> _Exercise directions_
Spot each line in the records below where the word "JSON" occurs, then copy it.

[Stored data]
....

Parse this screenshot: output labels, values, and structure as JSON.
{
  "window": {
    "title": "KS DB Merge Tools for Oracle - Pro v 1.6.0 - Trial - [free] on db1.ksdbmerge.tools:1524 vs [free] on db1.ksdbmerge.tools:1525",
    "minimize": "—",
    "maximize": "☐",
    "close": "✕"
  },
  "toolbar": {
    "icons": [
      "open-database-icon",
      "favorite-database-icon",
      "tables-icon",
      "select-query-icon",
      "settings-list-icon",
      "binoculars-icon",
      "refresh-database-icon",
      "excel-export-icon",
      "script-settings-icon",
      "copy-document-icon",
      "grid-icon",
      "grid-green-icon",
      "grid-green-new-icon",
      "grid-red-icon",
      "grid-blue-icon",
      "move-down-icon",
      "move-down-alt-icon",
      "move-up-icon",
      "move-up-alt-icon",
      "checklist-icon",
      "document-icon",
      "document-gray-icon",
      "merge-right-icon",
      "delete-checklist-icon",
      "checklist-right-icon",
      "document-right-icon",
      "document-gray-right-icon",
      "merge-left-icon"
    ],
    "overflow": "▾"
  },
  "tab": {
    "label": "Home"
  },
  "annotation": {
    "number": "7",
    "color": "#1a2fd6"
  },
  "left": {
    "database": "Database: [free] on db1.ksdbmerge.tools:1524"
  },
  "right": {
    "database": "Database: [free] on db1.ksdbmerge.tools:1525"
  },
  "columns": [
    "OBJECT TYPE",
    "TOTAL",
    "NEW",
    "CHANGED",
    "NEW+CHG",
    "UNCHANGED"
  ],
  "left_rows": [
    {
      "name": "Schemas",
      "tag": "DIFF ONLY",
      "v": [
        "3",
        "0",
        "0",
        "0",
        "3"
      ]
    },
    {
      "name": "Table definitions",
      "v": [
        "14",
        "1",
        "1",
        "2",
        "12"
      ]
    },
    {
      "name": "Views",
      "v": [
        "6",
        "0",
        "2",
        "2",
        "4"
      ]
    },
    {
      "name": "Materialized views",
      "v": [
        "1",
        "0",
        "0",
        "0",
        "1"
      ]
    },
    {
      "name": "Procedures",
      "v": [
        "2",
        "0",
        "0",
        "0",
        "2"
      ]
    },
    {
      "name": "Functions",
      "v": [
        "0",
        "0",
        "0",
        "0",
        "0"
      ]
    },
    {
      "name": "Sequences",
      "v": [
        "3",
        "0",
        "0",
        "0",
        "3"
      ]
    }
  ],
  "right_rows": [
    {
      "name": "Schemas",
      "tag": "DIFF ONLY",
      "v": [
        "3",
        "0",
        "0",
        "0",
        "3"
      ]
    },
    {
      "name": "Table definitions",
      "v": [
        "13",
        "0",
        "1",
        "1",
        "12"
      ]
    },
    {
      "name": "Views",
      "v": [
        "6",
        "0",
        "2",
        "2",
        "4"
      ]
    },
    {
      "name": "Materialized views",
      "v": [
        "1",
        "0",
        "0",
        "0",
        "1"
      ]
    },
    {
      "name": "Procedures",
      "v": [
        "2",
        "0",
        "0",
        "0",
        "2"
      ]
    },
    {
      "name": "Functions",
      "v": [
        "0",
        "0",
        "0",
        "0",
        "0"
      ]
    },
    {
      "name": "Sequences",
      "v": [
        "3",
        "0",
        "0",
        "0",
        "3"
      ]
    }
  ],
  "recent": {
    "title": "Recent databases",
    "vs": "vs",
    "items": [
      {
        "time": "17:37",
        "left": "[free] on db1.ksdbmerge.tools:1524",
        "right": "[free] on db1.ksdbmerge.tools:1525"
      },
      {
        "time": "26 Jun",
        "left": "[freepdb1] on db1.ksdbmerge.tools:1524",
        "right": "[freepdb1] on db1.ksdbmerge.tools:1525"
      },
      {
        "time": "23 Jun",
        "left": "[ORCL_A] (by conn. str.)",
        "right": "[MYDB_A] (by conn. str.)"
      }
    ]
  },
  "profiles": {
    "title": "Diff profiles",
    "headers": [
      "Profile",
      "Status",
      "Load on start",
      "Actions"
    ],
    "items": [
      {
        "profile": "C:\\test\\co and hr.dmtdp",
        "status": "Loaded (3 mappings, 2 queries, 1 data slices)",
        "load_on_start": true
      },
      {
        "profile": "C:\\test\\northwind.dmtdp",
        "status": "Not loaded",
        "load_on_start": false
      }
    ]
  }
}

....

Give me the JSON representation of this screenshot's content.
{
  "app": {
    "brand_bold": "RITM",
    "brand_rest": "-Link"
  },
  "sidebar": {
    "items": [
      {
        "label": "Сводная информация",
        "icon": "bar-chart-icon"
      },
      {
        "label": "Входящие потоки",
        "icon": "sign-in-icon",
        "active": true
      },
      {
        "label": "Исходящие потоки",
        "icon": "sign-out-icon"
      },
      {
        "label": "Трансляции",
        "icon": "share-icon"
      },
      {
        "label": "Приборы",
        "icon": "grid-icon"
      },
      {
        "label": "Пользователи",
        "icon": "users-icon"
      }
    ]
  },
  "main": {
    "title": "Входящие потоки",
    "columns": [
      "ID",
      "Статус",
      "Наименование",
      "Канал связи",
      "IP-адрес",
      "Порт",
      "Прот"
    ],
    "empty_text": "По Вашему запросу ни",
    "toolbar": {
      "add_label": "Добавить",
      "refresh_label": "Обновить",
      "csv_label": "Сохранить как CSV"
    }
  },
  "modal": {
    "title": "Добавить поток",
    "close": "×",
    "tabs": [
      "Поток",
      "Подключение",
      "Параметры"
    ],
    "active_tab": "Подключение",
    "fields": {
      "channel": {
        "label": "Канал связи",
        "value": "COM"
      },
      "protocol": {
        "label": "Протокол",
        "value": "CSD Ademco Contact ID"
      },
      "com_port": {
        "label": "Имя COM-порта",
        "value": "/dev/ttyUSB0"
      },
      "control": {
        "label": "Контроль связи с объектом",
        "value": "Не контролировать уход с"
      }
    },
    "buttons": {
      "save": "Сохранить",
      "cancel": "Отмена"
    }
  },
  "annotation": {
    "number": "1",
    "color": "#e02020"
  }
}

....

> _Output for this exercise_
Parse this screenshot: output labels, values, and structure as JSON.
Give me the JSON representation of this screenshot's content.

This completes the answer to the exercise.